Sift the material for lines containing "Statutory", and return them.

::::::

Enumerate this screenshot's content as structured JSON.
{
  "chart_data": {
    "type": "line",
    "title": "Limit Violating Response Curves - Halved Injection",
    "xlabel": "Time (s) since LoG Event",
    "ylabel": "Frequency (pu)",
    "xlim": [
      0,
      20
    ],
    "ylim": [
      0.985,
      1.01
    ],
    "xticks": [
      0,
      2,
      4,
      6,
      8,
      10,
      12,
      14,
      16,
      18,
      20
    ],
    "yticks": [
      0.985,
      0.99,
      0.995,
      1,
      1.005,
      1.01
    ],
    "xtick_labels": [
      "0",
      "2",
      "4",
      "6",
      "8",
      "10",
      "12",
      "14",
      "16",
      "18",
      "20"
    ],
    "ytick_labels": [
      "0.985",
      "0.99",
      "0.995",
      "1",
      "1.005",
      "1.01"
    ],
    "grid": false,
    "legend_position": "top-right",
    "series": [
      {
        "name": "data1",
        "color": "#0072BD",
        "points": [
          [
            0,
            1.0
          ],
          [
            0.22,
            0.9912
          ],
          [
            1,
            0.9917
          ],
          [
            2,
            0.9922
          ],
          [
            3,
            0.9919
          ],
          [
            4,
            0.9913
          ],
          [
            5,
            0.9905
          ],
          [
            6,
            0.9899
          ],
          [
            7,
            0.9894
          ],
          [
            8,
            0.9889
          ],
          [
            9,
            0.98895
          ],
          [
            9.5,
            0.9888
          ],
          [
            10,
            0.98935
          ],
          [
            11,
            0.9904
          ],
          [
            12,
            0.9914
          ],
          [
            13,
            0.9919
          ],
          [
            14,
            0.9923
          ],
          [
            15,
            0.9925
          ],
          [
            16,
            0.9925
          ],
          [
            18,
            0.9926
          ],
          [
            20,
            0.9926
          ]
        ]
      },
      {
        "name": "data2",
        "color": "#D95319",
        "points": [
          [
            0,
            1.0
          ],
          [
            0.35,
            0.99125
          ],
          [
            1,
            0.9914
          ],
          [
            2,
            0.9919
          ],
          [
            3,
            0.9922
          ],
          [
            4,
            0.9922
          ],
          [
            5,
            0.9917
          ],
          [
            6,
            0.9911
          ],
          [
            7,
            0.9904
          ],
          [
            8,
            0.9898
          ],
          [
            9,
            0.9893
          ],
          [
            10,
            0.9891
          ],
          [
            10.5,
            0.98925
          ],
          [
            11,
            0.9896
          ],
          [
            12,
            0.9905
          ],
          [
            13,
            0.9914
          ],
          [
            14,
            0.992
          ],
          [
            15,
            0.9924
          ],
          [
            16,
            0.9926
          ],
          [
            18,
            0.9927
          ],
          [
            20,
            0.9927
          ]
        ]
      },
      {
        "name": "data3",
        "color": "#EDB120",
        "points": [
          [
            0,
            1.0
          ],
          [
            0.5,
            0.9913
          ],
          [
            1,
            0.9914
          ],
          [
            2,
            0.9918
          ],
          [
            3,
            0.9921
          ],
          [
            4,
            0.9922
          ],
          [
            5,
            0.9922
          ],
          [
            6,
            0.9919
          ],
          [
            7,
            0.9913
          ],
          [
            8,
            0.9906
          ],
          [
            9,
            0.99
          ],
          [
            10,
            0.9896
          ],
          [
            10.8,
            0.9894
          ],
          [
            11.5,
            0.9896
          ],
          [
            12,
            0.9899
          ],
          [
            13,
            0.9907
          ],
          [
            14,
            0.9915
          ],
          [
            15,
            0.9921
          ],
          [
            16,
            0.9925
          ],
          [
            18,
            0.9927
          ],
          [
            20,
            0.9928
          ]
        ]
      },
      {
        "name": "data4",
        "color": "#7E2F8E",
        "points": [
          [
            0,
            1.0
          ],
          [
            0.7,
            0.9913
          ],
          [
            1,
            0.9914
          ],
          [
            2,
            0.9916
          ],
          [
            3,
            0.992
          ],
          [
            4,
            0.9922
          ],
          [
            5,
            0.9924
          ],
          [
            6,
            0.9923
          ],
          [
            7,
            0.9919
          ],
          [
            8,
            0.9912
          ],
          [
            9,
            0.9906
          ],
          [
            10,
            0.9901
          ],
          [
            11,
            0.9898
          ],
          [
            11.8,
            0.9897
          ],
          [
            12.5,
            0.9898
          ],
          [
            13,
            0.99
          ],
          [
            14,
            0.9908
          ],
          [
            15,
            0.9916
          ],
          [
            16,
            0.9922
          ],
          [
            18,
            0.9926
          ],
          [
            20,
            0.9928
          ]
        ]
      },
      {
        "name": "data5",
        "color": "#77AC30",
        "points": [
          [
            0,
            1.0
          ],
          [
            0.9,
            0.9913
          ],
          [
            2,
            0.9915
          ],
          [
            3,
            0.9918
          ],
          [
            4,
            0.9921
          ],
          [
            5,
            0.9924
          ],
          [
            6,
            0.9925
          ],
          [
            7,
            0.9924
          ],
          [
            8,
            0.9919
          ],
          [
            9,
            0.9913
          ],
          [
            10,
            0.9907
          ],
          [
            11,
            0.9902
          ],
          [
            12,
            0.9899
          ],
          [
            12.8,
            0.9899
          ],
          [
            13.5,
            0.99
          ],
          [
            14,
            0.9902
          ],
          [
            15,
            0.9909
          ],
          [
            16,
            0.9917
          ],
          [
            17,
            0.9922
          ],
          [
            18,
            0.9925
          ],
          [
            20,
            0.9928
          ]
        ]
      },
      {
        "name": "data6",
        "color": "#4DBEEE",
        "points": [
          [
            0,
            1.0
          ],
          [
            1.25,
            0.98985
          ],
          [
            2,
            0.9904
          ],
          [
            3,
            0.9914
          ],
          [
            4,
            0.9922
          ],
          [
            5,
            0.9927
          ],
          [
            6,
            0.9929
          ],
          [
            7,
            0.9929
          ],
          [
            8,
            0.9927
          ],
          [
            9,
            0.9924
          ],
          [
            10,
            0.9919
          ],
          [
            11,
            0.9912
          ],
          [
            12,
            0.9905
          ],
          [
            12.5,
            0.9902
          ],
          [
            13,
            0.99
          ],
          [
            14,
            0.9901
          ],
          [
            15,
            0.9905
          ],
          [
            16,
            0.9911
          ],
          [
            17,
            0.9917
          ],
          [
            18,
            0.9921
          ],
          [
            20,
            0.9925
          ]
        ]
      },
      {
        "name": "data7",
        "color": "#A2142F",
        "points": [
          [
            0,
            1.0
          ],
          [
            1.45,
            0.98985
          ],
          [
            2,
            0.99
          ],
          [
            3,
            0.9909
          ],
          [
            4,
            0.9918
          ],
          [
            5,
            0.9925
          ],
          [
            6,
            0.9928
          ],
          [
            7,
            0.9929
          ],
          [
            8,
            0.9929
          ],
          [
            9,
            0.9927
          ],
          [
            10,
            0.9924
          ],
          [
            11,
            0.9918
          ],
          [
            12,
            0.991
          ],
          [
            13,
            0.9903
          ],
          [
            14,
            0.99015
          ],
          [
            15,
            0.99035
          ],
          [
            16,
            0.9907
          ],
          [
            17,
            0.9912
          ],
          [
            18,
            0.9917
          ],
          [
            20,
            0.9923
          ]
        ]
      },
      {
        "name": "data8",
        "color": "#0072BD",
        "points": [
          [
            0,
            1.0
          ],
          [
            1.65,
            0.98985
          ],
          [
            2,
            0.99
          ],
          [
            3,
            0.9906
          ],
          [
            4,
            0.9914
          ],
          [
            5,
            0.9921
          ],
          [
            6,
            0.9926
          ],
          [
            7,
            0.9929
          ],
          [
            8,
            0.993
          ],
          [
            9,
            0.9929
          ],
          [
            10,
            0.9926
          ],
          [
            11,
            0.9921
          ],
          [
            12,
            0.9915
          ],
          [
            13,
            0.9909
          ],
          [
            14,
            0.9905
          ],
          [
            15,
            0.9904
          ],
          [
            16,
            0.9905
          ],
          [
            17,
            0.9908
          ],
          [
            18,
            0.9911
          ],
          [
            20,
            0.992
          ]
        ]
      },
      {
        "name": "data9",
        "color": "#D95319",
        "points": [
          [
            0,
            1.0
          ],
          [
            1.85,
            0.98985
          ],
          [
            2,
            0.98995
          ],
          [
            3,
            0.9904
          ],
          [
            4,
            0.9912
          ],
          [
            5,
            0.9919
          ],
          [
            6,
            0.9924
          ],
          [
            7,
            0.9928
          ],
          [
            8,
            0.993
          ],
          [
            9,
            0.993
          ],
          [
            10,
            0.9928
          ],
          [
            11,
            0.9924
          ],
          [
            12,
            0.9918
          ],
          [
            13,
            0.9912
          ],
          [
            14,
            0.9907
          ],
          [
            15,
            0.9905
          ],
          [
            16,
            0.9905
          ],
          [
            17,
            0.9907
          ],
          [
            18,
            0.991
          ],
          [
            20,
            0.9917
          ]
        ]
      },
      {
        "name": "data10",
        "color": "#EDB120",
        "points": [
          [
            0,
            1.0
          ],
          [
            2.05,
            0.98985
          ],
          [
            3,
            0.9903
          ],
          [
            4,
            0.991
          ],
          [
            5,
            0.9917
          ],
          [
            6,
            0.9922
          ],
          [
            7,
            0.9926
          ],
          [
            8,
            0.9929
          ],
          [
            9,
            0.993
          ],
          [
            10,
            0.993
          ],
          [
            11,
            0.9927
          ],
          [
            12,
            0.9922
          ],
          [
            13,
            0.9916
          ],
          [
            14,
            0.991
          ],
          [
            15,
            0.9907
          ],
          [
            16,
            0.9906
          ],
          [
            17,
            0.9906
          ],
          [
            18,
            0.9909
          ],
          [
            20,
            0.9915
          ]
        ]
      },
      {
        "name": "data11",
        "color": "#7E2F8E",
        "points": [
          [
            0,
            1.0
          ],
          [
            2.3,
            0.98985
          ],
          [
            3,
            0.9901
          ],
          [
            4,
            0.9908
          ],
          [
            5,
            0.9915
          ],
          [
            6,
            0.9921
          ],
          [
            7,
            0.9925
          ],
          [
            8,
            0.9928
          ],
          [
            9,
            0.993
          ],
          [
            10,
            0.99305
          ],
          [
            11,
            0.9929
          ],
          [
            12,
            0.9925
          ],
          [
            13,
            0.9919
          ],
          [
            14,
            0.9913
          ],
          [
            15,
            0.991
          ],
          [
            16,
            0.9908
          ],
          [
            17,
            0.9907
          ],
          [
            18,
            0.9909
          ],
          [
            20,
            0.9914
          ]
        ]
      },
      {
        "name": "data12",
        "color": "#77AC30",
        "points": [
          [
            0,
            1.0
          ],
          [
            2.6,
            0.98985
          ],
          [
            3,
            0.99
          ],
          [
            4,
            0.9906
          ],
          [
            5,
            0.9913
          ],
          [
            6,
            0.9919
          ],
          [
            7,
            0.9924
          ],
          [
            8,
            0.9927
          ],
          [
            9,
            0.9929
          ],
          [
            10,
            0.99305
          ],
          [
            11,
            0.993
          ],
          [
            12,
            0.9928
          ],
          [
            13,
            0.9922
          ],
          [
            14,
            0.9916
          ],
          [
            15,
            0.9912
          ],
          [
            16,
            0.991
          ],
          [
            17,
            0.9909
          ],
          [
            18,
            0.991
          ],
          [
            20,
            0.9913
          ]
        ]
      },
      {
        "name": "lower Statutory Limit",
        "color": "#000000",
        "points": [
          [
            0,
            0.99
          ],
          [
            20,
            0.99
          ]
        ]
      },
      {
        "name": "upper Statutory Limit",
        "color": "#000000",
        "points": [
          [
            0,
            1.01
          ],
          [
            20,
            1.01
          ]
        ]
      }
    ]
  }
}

::::::

> _COMPLETE OUTPUT_
        "name": "lower Statutory Limit",
        "name": "upper Statutory Limit",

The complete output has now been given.